(Stored items)

◆ ◆ ◆

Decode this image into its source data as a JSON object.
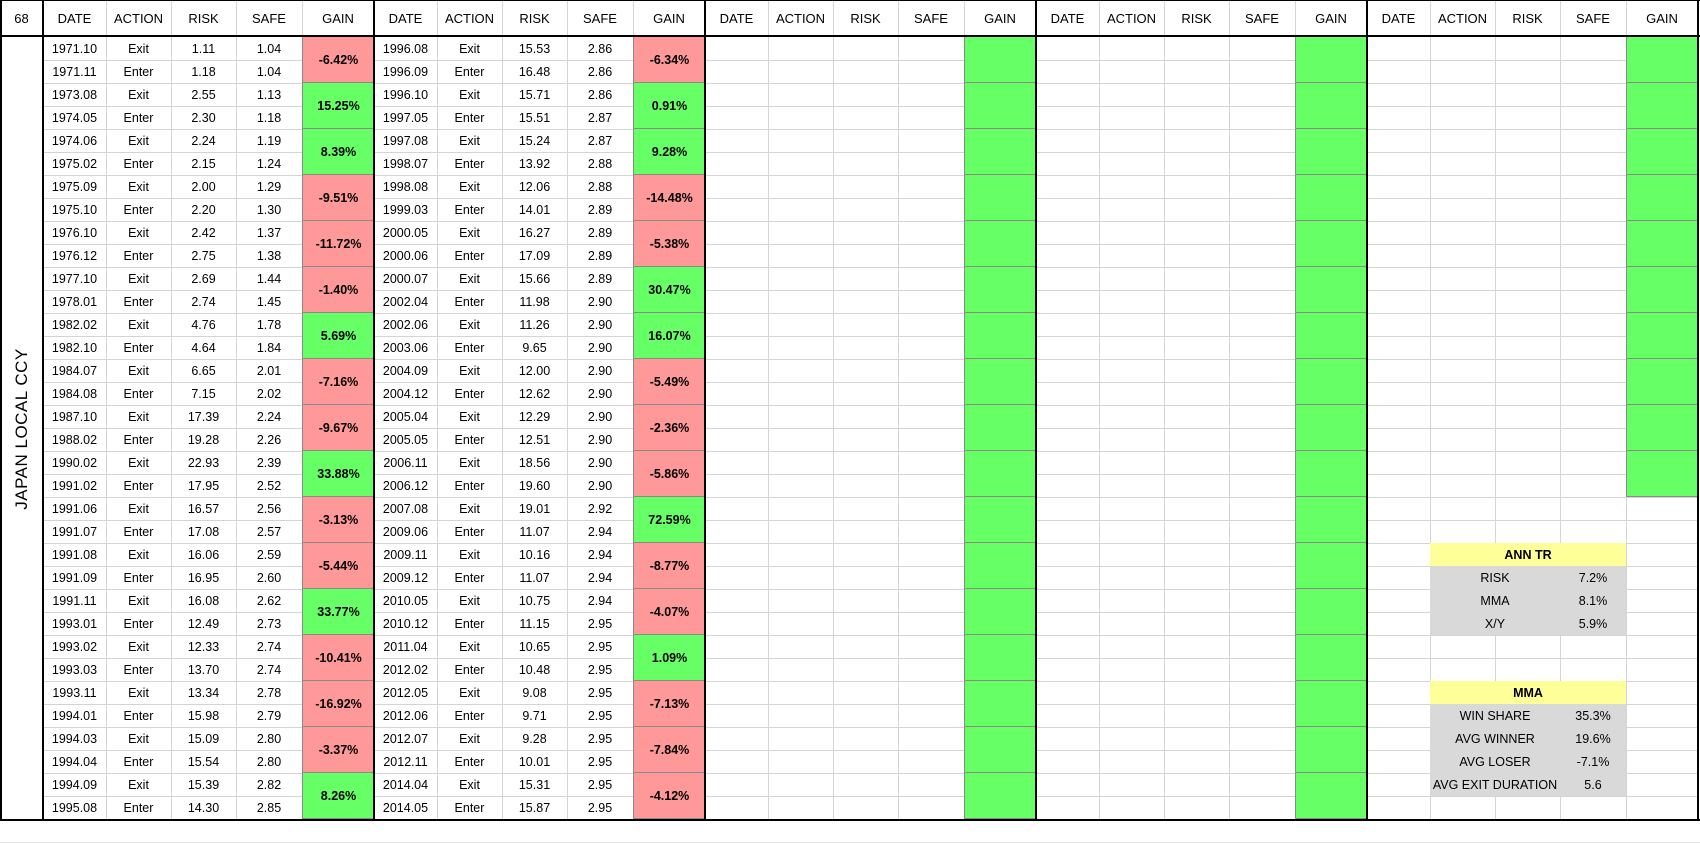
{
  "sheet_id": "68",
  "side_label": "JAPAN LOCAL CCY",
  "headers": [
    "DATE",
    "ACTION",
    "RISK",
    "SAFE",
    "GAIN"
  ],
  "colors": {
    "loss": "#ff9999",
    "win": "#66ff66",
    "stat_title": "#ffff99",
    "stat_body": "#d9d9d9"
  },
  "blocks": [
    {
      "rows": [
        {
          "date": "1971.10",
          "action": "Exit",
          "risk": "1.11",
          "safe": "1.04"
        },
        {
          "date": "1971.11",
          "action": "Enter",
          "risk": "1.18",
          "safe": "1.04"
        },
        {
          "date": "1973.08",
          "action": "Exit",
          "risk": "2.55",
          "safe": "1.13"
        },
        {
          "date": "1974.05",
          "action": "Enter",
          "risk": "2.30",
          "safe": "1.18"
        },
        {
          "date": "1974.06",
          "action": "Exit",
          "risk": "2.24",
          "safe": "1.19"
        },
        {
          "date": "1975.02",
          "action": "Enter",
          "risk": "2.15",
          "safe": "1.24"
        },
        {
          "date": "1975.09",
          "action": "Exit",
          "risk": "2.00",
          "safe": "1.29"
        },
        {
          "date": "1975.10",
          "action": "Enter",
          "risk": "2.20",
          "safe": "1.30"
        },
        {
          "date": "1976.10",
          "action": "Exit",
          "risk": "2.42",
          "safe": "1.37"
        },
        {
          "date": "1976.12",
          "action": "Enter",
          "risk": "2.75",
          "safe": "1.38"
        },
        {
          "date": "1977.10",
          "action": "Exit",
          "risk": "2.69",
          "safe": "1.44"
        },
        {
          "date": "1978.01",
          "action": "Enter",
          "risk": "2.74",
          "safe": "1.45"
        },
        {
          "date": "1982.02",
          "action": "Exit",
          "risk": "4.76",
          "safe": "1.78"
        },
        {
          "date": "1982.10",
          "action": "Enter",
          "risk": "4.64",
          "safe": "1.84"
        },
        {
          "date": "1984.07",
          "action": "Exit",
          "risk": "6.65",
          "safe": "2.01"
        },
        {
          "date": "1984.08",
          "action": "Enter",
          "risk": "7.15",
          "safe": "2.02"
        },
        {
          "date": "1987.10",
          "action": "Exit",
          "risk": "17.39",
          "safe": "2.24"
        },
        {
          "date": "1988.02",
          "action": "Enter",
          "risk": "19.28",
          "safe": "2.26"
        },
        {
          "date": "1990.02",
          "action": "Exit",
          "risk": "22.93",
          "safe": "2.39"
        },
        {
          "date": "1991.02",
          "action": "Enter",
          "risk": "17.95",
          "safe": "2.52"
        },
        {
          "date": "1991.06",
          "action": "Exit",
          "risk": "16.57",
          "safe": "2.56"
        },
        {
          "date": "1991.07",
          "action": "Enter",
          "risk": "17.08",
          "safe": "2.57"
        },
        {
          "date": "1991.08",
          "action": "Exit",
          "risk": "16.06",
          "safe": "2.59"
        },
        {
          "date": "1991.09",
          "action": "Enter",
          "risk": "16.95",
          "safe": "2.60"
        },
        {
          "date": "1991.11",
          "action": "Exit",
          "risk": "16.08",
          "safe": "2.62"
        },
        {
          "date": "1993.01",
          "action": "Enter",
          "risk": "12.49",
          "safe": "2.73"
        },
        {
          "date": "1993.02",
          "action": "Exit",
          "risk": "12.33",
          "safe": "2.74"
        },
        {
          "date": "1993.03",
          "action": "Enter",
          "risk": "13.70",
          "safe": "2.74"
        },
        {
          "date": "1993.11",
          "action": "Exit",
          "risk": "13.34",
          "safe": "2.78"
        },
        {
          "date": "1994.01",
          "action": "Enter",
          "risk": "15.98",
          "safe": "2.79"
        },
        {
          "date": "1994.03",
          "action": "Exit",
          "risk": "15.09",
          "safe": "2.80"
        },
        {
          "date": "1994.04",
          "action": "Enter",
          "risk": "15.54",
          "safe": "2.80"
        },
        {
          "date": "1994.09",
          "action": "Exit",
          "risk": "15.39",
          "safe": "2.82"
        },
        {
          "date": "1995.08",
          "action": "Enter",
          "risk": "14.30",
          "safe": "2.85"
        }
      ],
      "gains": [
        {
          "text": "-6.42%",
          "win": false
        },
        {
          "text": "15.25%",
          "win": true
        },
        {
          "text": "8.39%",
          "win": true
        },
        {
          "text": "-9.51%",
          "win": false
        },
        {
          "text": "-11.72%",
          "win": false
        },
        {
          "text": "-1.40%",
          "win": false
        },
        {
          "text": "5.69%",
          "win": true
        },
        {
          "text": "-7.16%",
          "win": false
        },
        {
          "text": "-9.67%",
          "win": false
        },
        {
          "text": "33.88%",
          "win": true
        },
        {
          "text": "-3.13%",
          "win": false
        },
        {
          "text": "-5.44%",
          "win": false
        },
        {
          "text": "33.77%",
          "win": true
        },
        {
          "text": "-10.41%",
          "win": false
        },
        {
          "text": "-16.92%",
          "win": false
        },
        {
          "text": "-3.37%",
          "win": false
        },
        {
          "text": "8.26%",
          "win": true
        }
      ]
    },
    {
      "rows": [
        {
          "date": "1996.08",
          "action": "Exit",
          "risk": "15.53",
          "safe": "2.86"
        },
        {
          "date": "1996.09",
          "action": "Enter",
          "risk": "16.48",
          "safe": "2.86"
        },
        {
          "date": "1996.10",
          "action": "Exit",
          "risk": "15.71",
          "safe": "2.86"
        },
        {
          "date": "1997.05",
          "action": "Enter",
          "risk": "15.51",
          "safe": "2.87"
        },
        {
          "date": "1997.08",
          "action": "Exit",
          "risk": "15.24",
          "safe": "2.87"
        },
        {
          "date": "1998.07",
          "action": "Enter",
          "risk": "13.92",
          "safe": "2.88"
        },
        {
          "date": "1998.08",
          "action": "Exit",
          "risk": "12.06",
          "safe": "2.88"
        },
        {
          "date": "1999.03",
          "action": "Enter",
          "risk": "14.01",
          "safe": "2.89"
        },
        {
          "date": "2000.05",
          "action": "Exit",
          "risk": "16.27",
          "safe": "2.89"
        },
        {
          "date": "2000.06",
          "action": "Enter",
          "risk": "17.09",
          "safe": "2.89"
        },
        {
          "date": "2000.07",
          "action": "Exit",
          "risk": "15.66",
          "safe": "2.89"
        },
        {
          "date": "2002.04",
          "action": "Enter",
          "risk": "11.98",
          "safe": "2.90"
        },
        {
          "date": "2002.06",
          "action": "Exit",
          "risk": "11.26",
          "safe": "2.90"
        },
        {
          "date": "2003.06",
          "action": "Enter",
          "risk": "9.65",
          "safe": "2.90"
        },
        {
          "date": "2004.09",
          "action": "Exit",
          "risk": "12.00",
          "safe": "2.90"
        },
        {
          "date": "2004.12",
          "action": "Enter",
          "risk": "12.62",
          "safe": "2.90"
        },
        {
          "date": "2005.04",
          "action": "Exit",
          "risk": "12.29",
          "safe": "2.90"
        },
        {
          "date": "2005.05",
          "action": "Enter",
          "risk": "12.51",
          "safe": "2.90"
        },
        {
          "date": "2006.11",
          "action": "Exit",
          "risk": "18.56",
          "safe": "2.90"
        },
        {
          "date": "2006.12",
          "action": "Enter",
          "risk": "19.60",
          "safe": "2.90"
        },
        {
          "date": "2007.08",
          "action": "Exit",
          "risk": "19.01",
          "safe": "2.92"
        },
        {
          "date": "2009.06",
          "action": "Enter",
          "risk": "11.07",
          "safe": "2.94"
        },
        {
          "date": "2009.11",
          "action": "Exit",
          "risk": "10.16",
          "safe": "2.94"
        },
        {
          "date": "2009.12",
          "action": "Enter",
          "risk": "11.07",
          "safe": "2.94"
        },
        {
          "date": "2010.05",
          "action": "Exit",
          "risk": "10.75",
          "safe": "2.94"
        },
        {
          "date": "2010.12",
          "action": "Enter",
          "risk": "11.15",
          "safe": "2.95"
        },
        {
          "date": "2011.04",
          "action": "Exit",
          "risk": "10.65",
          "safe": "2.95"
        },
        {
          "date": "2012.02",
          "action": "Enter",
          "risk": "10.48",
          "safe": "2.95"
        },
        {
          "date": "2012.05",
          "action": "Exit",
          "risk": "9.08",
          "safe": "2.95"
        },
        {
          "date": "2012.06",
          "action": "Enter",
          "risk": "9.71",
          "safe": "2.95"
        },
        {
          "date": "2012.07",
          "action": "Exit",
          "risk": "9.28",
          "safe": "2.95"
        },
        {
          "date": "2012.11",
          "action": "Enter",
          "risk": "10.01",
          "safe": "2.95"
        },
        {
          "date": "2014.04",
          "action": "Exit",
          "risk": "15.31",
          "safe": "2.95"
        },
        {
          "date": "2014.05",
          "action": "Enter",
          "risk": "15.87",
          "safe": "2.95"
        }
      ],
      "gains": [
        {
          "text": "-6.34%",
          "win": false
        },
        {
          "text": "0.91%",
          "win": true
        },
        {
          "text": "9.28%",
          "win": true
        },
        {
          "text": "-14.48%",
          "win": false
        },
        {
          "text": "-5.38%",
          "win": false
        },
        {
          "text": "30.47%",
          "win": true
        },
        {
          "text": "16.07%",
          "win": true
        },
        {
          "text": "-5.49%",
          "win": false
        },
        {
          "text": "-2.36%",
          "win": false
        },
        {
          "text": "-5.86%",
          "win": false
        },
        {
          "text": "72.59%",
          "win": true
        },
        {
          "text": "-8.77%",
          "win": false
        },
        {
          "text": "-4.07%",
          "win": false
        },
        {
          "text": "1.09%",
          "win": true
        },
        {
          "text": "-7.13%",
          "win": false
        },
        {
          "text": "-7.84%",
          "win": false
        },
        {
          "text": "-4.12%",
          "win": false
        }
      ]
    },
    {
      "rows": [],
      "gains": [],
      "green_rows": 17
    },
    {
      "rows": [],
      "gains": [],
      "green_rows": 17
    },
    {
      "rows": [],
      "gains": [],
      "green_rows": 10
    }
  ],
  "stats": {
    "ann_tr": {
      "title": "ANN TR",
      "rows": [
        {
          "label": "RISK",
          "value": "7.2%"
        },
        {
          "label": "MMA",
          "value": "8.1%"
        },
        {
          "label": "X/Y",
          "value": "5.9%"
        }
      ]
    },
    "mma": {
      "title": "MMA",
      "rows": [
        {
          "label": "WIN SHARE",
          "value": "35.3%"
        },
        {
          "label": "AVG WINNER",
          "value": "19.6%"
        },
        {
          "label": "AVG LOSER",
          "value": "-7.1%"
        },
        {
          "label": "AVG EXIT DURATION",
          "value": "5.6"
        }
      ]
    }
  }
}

◆ ◆ ◆

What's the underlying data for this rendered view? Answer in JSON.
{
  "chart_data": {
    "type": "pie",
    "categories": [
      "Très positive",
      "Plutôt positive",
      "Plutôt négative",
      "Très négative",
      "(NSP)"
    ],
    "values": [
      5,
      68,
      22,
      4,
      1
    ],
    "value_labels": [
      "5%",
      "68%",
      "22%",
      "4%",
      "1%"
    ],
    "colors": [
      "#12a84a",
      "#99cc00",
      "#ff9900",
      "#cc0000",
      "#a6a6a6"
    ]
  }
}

◆ ◆ ◆

Search the entries for the word "this", then gather every line that has it.

> **Right answer**:
Decode this image into its source data as a JSON object.
What's the underlying data for this rendered view? Answer in JSON.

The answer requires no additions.